WHAT TO WORK ON: Write out each entry, exactly the way it appears.

RECORDS FOR THE TASK:
Start

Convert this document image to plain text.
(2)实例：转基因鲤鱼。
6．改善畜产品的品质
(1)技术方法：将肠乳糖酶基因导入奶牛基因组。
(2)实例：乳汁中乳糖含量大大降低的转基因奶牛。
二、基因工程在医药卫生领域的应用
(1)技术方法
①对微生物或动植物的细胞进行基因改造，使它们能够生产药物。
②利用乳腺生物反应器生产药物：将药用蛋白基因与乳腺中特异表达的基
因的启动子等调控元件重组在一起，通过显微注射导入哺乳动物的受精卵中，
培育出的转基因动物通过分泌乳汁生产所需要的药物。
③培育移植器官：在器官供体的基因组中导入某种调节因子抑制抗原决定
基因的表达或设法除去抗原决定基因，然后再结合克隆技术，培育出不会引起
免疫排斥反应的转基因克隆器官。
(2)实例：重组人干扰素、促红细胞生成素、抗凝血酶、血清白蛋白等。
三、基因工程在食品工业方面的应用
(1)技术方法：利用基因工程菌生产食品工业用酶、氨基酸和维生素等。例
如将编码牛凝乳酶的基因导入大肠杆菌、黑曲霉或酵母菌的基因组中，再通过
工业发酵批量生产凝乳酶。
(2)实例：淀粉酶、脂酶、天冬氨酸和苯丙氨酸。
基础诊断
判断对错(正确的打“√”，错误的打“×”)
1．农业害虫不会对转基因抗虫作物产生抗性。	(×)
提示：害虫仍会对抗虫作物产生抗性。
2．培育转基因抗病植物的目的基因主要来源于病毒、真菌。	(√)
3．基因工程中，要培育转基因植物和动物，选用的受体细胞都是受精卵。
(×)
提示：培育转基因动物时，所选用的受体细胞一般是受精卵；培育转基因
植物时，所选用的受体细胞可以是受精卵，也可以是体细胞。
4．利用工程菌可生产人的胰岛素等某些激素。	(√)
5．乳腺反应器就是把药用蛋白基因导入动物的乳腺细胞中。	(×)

End

THE COMPLETED TASK:
Convert this document image to plain text.
(2)实例：转基因鲤鱼。
6．改善畜产品的品质
(1)技术方法：将肠乳糖酶基因导入奶牛基因组。
(2)实例：乳汁中乳糖含量大大降低的转基因奶牛。
二、基因工程在医药卫生领域的应用
(1)技术方法
①对微生物或动植物的细胞进行基因改造，使它们能够生产药物。
②利用乳腺生物反应器生产药物：将药用蛋白基因与乳腺中特异表达的基
因的启动子等调控元件重组在一起，通过显微注射导入哺乳动物的受精卵中，
培育出的转基因动物通过分泌乳汁生产所需要的药物。
③培育移植器官：在器官供体的基因组中导入某种调节因子抑制抗原决定
基因的表达或设法除去抗原决定基因，然后再结合克隆技术，培育出不会引起
免疫排斥反应的转基因克隆器官。
(2)实例：重组人干扰素、促红细胞生成素、抗凝血酶、血清白蛋白等。
三、基因工程在食品工业方面的应用
(1)技术方法：利用基因工程菌生产食品工业用酶、氨基酸和维生素等。例
如将编码牛凝乳酶的基因导入大肠杆菌、黑曲霉或酵母菌的基因组中，再通过
工业发酵批量生产凝乳酶。
(2)实例：淀粉酶、脂酶、天冬氨酸和苯丙氨酸。
基础诊断
判断对错(正确的打“√”，错误的打“×”)
1．农业害虫不会对转基因抗虫作物产生抗性。	(×)
提示：害虫仍会对抗虫作物产生抗性。
2．培育转基因抗病植物的目的基因主要来源于病毒、真菌。	(√)
3．基因工程中，要培育转基因植物和动物，选用的受体细胞都是受精卵。
(×)
提示：培育转基因动物时，所选用的受体细胞一般是受精卵；培育转基因
植物时，所选用的受体细胞可以是受精卵，也可以是体细胞。
4．利用工程菌可生产人的胰岛素等某些激素。	(√)
5．乳腺反应器就是把药用蛋白基因导入动物的乳腺细胞中。	(×)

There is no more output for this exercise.